Repeat each line word for word.

[Recorded data]
################

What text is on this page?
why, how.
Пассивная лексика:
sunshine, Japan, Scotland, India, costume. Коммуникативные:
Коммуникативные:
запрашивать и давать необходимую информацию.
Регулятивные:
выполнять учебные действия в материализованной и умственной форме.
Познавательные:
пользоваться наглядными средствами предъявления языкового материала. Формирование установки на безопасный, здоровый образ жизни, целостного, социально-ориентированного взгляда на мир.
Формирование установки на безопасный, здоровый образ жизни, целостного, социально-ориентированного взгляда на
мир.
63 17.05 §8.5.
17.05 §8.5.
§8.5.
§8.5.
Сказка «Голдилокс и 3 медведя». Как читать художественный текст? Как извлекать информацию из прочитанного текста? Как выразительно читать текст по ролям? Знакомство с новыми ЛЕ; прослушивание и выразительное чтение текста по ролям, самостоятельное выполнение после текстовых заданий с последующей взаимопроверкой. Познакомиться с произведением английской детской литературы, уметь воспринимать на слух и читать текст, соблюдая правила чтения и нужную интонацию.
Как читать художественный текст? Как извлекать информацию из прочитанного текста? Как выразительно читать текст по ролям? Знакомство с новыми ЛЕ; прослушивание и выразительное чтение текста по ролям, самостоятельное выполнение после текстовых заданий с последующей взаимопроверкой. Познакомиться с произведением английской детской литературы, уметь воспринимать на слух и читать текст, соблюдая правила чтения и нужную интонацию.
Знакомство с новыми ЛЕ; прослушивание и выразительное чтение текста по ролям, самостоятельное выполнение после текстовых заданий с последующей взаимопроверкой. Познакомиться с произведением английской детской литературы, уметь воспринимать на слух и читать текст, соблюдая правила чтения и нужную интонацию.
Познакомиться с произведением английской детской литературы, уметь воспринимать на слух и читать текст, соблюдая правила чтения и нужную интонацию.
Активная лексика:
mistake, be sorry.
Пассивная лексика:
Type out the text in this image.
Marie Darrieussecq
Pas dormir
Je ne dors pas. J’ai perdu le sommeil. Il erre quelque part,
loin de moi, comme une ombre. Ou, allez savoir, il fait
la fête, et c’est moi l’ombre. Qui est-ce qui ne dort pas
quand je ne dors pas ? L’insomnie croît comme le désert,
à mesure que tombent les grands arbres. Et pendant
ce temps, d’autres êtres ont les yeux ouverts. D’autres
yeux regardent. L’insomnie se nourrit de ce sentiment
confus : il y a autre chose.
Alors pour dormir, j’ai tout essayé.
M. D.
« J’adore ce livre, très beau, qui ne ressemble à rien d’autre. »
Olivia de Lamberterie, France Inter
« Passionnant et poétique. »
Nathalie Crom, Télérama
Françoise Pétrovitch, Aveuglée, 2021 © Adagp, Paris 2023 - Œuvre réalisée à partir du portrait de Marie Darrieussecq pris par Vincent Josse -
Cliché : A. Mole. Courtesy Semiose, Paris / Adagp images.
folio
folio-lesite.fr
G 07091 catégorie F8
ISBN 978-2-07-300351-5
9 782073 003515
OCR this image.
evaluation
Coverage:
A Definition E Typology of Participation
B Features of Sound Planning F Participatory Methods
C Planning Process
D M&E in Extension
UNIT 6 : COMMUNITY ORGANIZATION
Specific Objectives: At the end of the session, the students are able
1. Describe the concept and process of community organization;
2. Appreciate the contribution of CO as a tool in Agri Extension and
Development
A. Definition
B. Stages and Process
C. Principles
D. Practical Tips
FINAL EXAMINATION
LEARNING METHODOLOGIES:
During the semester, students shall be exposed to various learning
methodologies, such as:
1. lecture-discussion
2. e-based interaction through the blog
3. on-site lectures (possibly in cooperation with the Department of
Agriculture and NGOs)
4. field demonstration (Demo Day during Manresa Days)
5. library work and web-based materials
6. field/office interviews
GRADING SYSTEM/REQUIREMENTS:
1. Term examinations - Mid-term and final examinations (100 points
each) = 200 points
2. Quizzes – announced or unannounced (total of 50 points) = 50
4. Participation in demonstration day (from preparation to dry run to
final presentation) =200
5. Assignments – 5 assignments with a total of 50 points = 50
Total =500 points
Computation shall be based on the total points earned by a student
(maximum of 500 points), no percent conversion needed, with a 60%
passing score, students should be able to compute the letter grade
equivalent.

################

### [CORRECT RESPONSE]
What text is on this page?
why, how.
Пассивная лексика:
sunshine, Japan, Scotland, India, costume. Коммуникативные:
Коммуникативные:
запрашивать и давать необходимую информацию.
Регулятивные:
выполнять учебные действия в материализованной и умственной форме.
Познавательные:
пользоваться наглядными средствами предъявления языкового материала. Формирование установки на безопасный, здоровый образ жизни, целостного, социально-ориентированного взгляда на мир.
Формирование установки на безопасный, здоровый образ жизни, целостного, социально-ориентированного взгляда на
мир.
63 17.05 §8.5.
17.05 §8.5.
§8.5.
§8.5.
Сказка «Голдилокс и 3 медведя». Как читать художественный текст? Как извлекать информацию из прочитанного текста? Как выразительно читать текст по ролям? Знакомство с новыми ЛЕ; прослушивание и выразительное чтение текста по ролям, самостоятельное выполнение после текстовых заданий с последующей взаимопроверкой. Познакомиться с произведением английской детской литературы, уметь воспринимать на слух и читать текст, соблюдая правила чтения и нужную интонацию.
Как читать художественный текст? Как извлекать информацию из прочитанного текста? Как выразительно читать текст по ролям? Знакомство с новыми ЛЕ; прослушивание и выразительное чтение текста по ролям, самостоятельное выполнение после текстовых заданий с последующей взаимопроверкой. Познакомиться с произведением английской детской литературы, уметь воспринимать на слух и читать текст, соблюдая правила чтения и нужную интонацию.
Знакомство с новыми ЛЕ; прослушивание и выразительное чтение текста по ролям, самостоятельное выполнение после текстовых заданий с последующей взаимопроверкой. Познакомиться с произведением английской детской литературы, уметь воспринимать на слух и читать текст, соблюдая правила чтения и нужную интонацию.
Познакомиться с произведением английской детской литературы, уметь воспринимать на слух и читать текст, соблюдая правила чтения и нужную интонацию.
Активная лексика:
mistake, be sorry.
Пассивная лексика:
Type out the text in this image.
Marie Darrieussecq
Pas dormir
Je ne dors pas. J’ai perdu le sommeil. Il erre quelque part,
loin de moi, comme une ombre. Ou, allez savoir, il fait
la fête, et c’est moi l’ombre. Qui est-ce qui ne dort pas
quand je ne dors pas ? L’insomnie croît comme le désert,
à mesure que tombent les grands arbres. Et pendant
ce temps, d’autres êtres ont les yeux ouverts. D’autres
yeux regardent. L’insomnie se nourrit de ce sentiment
confus : il y a autre chose.
Alors pour dormir, j’ai tout essayé.
M. D.
« J’adore ce livre, très beau, qui ne ressemble à rien d’autre. »
Olivia de Lamberterie, France Inter
« Passionnant et poétique. »
Nathalie Crom, Télérama
Françoise Pétrovitch, Aveuglée, 2021 © Adagp, Paris 2023 - Œuvre réalisée à partir du portrait de Marie Darrieussecq pris par Vincent Josse -
Cliché : A. Mole. Courtesy Semiose, Paris / Adagp images.
folio
folio-lesite.fr
G 07091 catégorie F8
ISBN 978-2-07-300351-5
9 782073 003515
OCR this image.
evaluation
Coverage:
A Definition E Typology of Participation
B Features of Sound Planning F Participatory Methods
C Planning Process
D M&E in Extension
UNIT 6 : COMMUNITY ORGANIZATION
Specific Objectives: At the end of the session, the students are able
1. Describe the concept and process of community organization;
2. Appreciate the contribution of CO as a tool in Agri Extension and
Development
A. Definition
B. Stages and Process
C. Principles
D. Practical Tips
FINAL EXAMINATION
LEARNING METHODOLOGIES:
During the semester, students shall be exposed to various learning
methodologies, such as:
1. lecture-discussion
2. e-based interaction through the blog
3. on-site lectures (possibly in cooperation with the Department of
Agriculture and NGOs)
4. field demonstration (Demo Day during Manresa Days)
5. library work and web-based materials
6. field/office interviews
GRADING SYSTEM/REQUIREMENTS:
1. Term examinations - Mid-term and final examinations (100 points
each) = 200 points
2. Quizzes – announced or unannounced (total of 50 points) = 50
4. Participation in demonstration day (from preparation to dry run to
final presentation) =200
5. Assignments – 5 assignments with a total of 50 points = 50
Total =500 points
Computation shall be based on the total points earned by a student
(maximum of 500 points), no percent conversion needed, with a 60%
passing score, students should be able to compute the letter grade
equivalent.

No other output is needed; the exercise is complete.